**Supplied material**
## START

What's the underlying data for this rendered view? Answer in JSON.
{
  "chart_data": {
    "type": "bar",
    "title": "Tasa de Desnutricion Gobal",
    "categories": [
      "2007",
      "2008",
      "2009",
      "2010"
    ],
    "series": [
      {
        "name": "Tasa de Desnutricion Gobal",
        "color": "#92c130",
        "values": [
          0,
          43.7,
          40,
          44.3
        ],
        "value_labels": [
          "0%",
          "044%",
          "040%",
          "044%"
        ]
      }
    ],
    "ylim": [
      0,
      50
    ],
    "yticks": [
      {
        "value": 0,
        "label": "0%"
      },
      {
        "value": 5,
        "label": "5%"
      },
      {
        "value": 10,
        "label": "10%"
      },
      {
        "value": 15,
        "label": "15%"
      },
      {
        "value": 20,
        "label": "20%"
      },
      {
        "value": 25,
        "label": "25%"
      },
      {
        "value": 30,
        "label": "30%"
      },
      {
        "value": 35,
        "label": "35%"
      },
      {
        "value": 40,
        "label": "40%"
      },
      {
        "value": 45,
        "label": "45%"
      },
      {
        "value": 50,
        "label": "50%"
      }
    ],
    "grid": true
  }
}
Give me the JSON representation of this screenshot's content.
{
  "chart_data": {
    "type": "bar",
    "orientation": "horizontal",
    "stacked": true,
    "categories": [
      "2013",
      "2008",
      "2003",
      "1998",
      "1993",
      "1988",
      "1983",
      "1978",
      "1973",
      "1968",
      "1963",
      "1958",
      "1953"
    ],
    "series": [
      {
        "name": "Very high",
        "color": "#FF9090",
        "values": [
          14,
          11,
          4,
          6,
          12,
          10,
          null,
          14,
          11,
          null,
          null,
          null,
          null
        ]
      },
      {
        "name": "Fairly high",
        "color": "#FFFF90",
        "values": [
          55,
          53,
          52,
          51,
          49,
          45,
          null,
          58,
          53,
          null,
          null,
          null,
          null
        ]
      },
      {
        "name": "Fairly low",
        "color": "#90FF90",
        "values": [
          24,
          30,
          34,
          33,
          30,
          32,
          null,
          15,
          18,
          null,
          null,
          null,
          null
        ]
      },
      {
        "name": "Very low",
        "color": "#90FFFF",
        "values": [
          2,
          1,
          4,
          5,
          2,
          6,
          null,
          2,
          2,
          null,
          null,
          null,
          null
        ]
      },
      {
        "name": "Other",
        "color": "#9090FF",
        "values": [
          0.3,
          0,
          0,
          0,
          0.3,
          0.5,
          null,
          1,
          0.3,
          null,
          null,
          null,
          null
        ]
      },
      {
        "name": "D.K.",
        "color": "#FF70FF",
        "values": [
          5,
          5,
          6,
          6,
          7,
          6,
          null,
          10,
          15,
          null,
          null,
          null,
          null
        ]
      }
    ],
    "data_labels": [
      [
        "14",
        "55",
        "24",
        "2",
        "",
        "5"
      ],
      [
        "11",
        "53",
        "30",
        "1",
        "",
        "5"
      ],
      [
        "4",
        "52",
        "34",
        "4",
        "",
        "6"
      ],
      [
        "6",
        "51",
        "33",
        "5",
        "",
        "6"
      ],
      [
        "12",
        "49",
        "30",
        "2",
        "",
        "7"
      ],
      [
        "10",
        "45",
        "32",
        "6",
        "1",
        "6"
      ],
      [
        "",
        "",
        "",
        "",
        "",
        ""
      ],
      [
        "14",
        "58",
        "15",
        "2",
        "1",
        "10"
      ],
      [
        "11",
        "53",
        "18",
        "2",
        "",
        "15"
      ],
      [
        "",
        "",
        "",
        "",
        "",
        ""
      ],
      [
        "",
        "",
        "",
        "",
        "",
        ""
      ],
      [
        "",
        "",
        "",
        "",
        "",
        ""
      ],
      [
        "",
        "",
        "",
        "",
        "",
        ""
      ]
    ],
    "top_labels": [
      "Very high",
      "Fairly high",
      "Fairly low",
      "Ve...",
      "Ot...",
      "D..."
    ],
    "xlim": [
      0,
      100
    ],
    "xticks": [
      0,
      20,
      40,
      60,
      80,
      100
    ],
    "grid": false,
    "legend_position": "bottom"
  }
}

## END

**Exercise directions**
Copy all lines of the material above where the string "Very" occurs.

**Response to this exercise**
        "name": "Very high",
        "name": "Very low",
      "Very high",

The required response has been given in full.